Work required: Extract the whole listing as it stands. Do not include the pictures.

The records:
= = = =

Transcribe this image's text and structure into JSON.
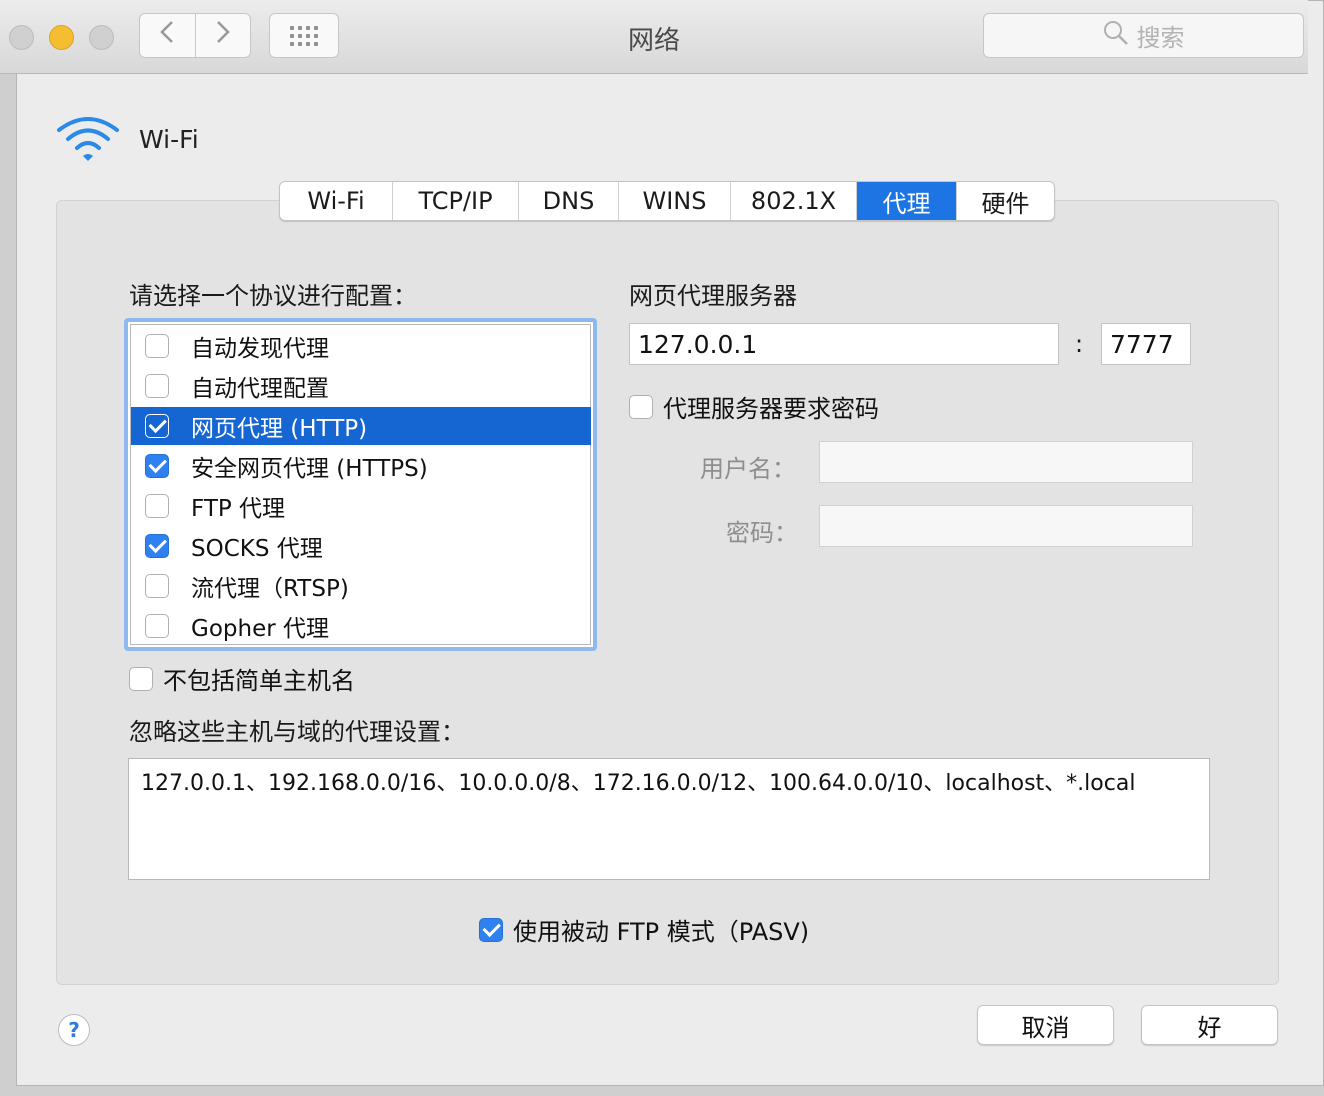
{
  "window": {
    "title": "网络",
    "search_placeholder": "搜索"
  },
  "network": {
    "name": "Wi-Fi"
  },
  "tabs": [
    {
      "label": "Wi-Fi",
      "active": false
    },
    {
      "label": "TCP/IP",
      "active": false
    },
    {
      "label": "DNS",
      "active": false
    },
    {
      "label": "WINS",
      "active": false
    },
    {
      "label": "802.1X",
      "active": false
    },
    {
      "label": "代理",
      "active": true
    },
    {
      "label": "硬件",
      "active": false
    }
  ],
  "protocols": {
    "heading": "请选择一个协议进行配置：",
    "items": [
      {
        "label": "自动发现代理",
        "checked": false,
        "selected": false
      },
      {
        "label": "自动代理配置",
        "checked": false,
        "selected": false
      },
      {
        "label": "网页代理 (HTTP)",
        "checked": true,
        "selected": true
      },
      {
        "label": "安全网页代理 (HTTPS)",
        "checked": true,
        "selected": false
      },
      {
        "label": "FTP 代理",
        "checked": false,
        "selected": false
      },
      {
        "label": "SOCKS 代理",
        "checked": true,
        "selected": false
      },
      {
        "label": "流代理（RTSP)",
        "checked": false,
        "selected": false
      },
      {
        "label": "Gopher 代理",
        "checked": false,
        "selected": false
      }
    ]
  },
  "proxy_server": {
    "heading": "网页代理服务器",
    "host": "127.0.0.1",
    "separator": ":",
    "port": "7777",
    "requires_password_label": "代理服务器要求密码",
    "requires_password": false,
    "username_label": "用户名：",
    "username": "",
    "password_label": "密码：",
    "password": ""
  },
  "exclude_simple": {
    "label": "不包括简单主机名",
    "checked": false
  },
  "bypass": {
    "heading": "忽略这些主机与域的代理设置：",
    "value": "127.0.0.1、192.168.0.0/16、10.0.0.0/8、172.16.0.0/12、100.64.0.0/10、localhost、*.local"
  },
  "pasv": {
    "label": "使用被动 FTP 模式（PASV)",
    "checked": true
  },
  "buttons": {
    "cancel": "取消",
    "ok": "好",
    "help": "?"
  },
  "colors": {
    "accent": "#1d74e3",
    "selection": "#1566d2"
  }
}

= = = =

Full output:
Transcribe this image's text and structure into JSON.
{
  "window": {
    "title": "网络",
    "search_placeholder": "搜索"
  },
  "network": {
    "name": "Wi-Fi"
  },
  "tabs": [
    {
      "label": "Wi-Fi",
      "active": false
    },
    {
      "label": "TCP/IP",
      "active": false
    },
    {
      "label": "DNS",
      "active": false
    },
    {
      "label": "WINS",
      "active": false
    },
    {
      "label": "802.1X",
      "active": false
    },
    {
      "label": "代理",
      "active": true
    },
    {
      "label": "硬件",
      "active": false
    }
  ],
  "protocols": {
    "heading": "请选择一个协议进行配置：",
    "items": [
      {
        "label": "自动发现代理",
        "checked": false,
        "selected": false
      },
      {
        "label": "自动代理配置",
        "checked": false,
        "selected": false
      },
      {
        "label": "网页代理 (HTTP)",
        "checked": true,
        "selected": true
      },
      {
        "label": "安全网页代理 (HTTPS)",
        "checked": true,
        "selected": false
      },
      {
        "label": "FTP 代理",
        "checked": false,
        "selected": false
      },
      {
        "label": "SOCKS 代理",
        "checked": true,
        "selected": false
      },
      {
        "label": "流代理（RTSP)",
        "checked": false,
        "selected": false
      },
      {
        "label": "Gopher 代理",
        "checked": false,
        "selected": false
      }
    ]
  },
  "proxy_server": {
    "heading": "网页代理服务器",
    "host": "127.0.0.1",
    "separator": ":",
    "port": "7777",
    "requires_password_label": "代理服务器要求密码",
    "requires_password": false,
    "username_label": "用户名：",
    "username": "",
    "password_label": "密码：",
    "password": ""
  },
  "exclude_simple": {
    "label": "不包括简单主机名",
    "checked": false
  },
  "bypass": {
    "heading": "忽略这些主机与域的代理设置：",
    "value": "127.0.0.1、192.168.0.0/16、10.0.0.0/8、172.16.0.0/12、100.64.0.0/10、localhost、*.local"
  },
  "pasv": {
    "label": "使用被动 FTP 模式（PASV)",
    "checked": true
  },
  "buttons": {
    "cancel": "取消",
    "ok": "好",
    "help": "?"
  },
  "colors": {
    "accent": "#1d74e3",
    "selection": "#1566d2"
  }
}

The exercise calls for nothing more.